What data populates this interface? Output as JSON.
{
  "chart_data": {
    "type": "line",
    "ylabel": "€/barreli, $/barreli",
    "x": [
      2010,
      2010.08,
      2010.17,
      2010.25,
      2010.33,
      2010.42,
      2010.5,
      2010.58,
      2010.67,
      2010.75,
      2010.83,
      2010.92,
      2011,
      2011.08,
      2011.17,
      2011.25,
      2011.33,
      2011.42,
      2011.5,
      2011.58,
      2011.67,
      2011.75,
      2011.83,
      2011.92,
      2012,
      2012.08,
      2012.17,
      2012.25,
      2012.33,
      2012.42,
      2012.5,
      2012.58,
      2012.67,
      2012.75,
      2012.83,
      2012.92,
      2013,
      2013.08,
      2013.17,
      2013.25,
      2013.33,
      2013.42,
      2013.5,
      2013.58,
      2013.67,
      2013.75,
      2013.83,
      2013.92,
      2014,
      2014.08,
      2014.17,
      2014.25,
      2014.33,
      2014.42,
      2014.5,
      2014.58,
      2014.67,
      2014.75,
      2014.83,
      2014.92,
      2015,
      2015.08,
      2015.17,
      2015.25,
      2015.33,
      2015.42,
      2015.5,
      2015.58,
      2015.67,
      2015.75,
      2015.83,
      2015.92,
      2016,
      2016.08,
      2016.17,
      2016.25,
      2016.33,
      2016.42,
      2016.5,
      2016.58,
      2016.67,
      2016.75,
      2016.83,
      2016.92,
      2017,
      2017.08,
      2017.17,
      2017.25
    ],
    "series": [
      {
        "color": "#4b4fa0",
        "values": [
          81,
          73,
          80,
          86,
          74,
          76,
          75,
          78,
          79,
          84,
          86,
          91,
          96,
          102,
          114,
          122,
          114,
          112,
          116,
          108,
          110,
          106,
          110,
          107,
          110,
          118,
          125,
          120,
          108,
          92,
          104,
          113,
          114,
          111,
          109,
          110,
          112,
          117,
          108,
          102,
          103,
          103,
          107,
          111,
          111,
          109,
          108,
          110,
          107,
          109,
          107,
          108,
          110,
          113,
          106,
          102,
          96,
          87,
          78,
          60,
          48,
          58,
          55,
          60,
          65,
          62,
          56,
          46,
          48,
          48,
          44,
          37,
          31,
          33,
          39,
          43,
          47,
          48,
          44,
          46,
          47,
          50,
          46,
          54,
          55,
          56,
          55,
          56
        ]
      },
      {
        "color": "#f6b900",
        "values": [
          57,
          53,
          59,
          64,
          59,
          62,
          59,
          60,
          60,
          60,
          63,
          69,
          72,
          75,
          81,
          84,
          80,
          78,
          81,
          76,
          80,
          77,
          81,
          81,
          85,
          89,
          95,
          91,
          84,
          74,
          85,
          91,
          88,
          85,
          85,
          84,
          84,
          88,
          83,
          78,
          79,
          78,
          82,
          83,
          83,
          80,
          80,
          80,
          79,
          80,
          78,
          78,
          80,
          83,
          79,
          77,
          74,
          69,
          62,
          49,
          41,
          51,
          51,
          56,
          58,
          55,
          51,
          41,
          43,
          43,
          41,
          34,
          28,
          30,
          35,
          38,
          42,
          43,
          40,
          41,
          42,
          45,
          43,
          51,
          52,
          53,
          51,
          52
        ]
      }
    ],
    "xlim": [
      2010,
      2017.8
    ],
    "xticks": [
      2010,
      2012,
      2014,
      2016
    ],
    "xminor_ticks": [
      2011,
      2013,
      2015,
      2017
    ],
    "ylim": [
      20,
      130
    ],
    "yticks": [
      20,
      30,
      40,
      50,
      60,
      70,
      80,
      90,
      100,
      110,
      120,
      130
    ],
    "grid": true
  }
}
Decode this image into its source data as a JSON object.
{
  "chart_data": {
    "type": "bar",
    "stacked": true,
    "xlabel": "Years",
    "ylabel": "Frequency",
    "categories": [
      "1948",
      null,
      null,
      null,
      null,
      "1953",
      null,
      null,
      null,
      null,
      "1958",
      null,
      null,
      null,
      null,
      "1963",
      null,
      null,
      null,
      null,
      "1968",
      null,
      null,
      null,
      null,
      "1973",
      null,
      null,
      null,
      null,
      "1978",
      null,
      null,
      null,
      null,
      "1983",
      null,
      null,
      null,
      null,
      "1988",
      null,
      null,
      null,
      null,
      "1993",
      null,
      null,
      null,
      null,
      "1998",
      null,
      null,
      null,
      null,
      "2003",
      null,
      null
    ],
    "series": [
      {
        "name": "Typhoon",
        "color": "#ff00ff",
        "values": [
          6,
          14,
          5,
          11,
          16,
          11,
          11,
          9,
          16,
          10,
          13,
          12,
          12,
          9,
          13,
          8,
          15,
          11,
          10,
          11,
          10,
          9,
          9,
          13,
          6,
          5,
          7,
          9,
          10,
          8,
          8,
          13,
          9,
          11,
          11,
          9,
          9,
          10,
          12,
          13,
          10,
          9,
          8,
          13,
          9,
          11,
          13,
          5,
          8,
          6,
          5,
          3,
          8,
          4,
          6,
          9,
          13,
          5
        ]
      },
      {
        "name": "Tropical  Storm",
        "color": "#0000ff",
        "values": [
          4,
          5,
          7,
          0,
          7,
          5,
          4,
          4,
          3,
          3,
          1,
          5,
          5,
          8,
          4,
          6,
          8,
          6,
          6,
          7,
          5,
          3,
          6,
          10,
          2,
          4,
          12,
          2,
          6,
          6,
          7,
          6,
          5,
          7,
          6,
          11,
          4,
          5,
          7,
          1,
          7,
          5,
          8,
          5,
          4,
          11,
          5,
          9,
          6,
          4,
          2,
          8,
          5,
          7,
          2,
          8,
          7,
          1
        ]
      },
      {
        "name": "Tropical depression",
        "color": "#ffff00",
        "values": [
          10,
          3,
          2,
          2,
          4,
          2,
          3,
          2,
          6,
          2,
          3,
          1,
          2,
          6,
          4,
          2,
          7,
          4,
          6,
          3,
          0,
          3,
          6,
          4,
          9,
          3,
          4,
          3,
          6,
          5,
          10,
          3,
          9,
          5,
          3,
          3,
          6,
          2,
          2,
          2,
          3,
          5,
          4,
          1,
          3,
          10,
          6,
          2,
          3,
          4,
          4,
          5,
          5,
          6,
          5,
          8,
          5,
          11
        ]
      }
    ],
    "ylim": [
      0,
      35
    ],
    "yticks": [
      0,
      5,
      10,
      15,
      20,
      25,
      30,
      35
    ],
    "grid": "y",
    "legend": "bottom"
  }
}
* * *
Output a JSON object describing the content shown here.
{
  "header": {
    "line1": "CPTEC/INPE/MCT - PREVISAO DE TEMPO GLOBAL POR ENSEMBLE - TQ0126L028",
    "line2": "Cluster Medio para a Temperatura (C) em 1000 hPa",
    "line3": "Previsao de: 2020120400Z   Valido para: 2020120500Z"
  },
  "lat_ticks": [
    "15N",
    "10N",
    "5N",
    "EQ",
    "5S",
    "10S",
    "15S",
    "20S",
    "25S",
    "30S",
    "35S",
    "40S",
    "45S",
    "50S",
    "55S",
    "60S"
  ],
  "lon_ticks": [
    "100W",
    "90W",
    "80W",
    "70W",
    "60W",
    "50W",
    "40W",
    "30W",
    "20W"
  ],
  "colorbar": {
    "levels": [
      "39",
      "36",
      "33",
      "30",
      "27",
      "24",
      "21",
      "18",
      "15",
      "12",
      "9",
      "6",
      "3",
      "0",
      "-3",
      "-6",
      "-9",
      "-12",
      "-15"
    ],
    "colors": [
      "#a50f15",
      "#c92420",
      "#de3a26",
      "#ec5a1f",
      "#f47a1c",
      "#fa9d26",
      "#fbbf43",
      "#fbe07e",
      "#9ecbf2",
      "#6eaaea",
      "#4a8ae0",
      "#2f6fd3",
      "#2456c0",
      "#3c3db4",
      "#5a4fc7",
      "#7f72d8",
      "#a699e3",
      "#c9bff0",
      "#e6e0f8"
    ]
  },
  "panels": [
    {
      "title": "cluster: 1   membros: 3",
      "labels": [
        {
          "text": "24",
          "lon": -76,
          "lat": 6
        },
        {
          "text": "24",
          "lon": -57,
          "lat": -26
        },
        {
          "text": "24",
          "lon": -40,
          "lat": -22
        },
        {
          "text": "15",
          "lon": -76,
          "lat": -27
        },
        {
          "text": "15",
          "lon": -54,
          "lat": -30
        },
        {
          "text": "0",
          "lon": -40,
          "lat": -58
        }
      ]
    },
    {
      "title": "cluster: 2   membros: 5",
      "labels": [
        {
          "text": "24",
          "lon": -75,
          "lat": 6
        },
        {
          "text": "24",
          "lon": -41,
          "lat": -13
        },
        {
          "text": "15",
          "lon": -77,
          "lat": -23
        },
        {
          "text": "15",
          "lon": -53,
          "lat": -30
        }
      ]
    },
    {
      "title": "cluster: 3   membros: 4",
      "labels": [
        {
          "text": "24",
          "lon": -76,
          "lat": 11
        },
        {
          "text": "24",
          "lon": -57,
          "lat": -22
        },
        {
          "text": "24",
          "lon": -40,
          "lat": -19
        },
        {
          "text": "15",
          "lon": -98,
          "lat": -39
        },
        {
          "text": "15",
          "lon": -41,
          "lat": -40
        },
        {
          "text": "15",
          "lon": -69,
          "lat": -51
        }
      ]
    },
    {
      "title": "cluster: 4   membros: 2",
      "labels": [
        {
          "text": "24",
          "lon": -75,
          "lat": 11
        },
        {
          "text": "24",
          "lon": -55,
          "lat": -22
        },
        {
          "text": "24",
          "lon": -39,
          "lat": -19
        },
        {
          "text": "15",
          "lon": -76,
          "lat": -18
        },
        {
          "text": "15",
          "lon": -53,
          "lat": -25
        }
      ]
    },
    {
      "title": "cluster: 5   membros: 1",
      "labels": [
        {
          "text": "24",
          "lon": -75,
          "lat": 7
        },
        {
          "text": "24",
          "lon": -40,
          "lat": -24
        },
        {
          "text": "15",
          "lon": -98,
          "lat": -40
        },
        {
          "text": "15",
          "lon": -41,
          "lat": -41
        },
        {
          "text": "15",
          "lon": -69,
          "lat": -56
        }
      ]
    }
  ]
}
--
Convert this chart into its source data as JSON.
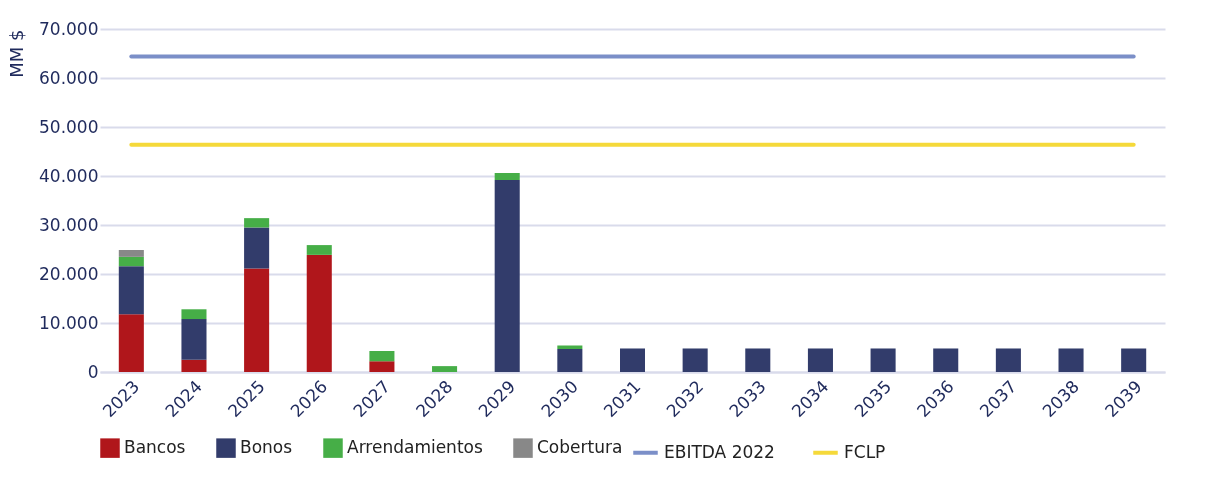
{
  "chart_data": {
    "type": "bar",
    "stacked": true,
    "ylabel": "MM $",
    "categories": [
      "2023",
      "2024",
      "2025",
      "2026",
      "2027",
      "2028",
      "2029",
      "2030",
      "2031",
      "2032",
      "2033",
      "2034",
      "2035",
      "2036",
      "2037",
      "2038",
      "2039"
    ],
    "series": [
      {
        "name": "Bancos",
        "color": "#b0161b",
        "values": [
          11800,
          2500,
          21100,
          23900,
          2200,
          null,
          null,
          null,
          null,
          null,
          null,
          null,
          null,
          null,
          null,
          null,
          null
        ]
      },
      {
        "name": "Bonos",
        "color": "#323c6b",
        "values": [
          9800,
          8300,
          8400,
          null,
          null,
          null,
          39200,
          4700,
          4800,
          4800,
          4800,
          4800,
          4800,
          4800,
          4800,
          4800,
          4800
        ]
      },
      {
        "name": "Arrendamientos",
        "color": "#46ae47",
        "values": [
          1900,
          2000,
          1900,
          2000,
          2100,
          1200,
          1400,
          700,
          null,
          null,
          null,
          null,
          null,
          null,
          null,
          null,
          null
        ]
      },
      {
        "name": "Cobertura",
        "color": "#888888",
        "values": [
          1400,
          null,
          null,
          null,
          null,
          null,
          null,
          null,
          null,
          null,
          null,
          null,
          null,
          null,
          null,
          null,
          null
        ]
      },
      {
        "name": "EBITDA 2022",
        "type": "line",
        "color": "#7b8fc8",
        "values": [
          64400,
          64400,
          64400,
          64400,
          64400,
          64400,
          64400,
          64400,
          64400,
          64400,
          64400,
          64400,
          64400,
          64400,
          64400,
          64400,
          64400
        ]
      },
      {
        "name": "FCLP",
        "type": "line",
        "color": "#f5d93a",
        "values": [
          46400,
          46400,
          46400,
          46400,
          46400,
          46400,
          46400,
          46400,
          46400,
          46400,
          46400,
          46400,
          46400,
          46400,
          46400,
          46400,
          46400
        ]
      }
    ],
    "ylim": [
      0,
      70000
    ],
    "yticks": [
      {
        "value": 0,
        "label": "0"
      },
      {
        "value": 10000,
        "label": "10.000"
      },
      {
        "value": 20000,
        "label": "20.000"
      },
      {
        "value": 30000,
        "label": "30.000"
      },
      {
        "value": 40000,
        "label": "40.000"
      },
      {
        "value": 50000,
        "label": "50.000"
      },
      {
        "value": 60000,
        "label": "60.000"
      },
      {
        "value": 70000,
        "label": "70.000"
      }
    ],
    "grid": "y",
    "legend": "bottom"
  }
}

• **To do**
From the entries above, select each line containing the string "this".

• **Task response**
What data populates this interface? Output as JSON.
Decode this image into its source data as a JSON object.
Convert this chart into its source data as JSON.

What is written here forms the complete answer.